**WHAT IS NEEDED**
Take every line from the material that has the word "Apply" in it.

···

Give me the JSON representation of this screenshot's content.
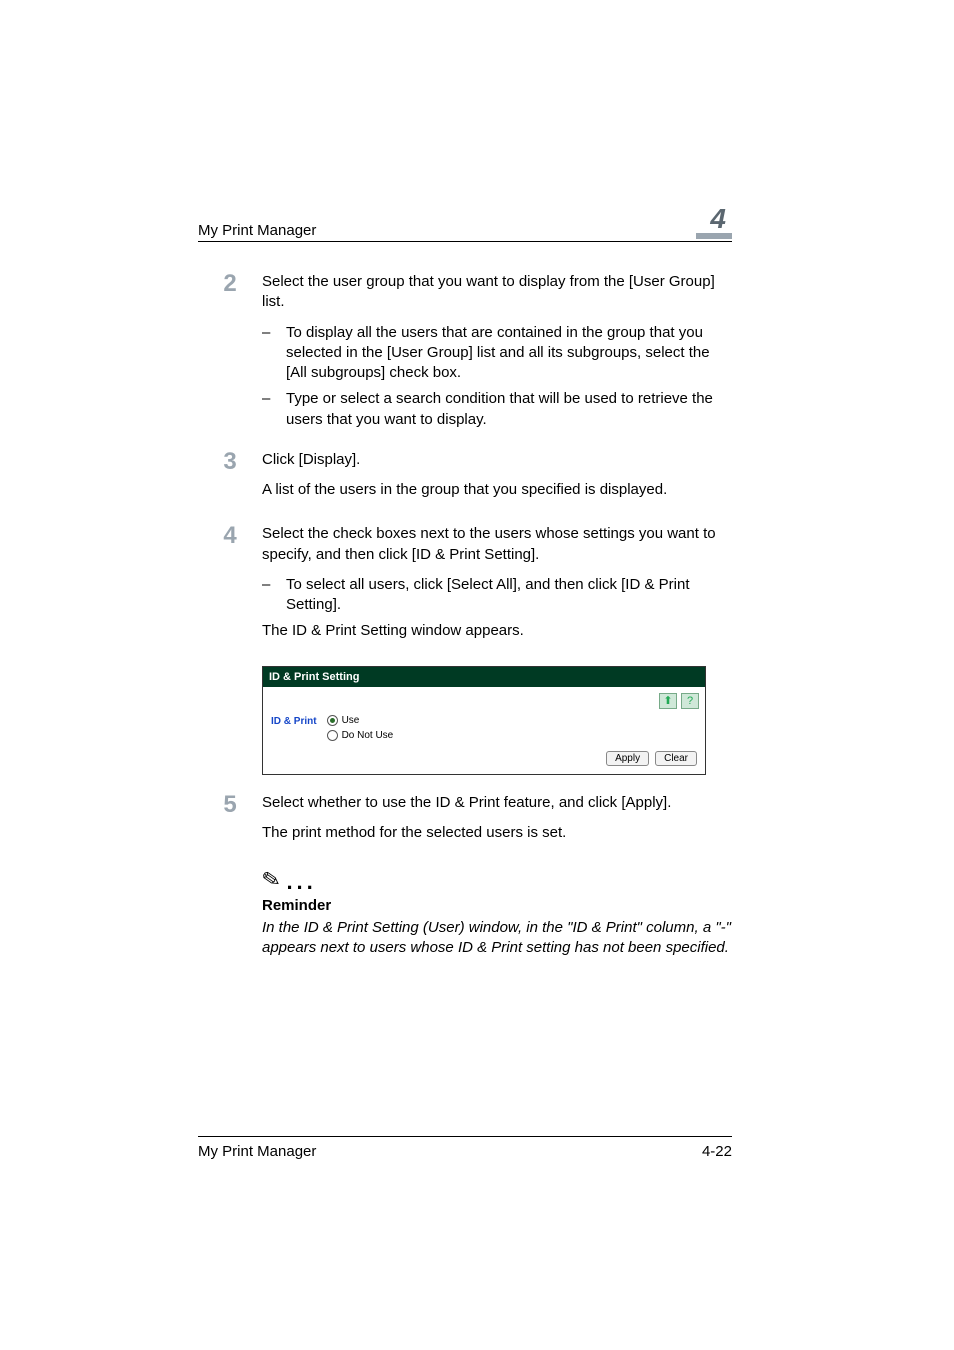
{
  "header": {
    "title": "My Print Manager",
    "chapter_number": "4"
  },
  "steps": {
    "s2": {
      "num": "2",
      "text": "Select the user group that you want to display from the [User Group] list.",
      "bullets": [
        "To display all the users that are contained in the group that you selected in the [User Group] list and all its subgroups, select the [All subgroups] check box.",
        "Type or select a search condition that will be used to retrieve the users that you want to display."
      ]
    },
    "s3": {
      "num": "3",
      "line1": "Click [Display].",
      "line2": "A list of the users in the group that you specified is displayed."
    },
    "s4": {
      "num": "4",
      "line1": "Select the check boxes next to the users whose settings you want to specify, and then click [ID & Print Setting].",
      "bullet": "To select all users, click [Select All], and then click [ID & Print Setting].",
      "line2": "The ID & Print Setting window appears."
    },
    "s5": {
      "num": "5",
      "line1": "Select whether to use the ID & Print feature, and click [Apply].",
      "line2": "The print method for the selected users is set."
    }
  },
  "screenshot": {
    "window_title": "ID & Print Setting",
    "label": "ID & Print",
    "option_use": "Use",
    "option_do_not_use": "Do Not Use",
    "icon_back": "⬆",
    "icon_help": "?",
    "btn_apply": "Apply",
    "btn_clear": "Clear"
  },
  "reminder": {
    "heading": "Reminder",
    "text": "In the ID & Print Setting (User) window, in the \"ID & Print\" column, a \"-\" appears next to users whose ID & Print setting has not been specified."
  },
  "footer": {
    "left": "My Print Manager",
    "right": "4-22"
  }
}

···

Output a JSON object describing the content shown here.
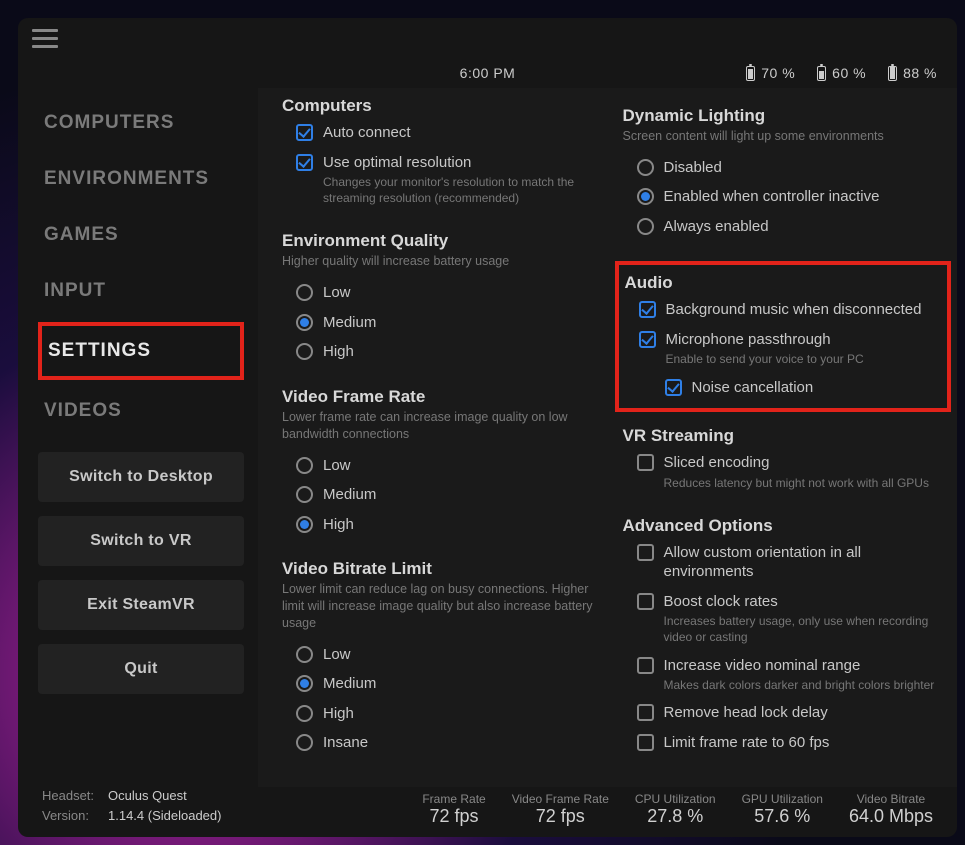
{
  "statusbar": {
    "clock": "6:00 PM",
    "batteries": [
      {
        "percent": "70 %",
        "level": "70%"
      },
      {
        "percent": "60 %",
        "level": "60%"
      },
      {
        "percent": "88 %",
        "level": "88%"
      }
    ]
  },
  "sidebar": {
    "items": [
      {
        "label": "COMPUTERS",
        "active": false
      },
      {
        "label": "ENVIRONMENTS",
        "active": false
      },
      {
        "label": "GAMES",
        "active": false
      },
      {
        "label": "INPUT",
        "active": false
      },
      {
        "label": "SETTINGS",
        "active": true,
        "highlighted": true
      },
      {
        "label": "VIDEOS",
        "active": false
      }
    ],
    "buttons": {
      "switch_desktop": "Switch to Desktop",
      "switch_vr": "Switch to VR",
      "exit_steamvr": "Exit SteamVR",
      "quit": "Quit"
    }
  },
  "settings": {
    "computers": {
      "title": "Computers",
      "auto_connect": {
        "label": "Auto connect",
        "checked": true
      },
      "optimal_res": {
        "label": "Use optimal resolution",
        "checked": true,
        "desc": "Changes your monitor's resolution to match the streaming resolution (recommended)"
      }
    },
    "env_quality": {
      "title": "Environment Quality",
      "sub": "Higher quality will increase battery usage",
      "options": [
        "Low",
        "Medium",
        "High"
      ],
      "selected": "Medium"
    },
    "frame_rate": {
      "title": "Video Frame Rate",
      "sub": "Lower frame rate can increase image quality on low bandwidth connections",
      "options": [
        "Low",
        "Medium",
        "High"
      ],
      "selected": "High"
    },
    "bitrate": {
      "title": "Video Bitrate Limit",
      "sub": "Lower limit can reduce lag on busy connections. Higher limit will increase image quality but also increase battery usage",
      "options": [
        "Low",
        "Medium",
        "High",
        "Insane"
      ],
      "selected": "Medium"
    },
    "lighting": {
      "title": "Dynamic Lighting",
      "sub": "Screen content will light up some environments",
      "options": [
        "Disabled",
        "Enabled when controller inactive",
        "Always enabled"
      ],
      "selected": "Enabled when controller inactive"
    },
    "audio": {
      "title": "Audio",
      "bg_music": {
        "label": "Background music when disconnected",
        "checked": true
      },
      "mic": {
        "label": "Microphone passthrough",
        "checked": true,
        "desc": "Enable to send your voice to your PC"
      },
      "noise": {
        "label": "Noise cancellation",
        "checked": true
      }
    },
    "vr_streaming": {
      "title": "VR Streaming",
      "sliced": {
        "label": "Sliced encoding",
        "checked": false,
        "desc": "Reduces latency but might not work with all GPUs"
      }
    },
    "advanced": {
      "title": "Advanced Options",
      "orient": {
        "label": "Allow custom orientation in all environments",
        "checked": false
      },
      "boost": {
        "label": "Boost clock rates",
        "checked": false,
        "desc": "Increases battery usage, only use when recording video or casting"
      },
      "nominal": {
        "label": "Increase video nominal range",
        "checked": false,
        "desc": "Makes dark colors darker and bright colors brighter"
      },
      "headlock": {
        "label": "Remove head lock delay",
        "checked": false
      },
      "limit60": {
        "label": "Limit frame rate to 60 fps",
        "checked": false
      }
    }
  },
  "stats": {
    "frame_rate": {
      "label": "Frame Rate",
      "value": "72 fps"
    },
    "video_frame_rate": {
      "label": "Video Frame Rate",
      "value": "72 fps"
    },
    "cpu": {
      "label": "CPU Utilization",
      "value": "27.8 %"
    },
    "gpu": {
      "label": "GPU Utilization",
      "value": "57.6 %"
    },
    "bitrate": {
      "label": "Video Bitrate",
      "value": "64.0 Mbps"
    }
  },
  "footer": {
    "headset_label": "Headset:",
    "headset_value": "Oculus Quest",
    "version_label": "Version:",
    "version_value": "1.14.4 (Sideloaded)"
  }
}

···

**FINISHED TASK**
      "line1": "Select whether to use the ID & Print feature, and click [Apply].",
    "btn_apply": "Apply",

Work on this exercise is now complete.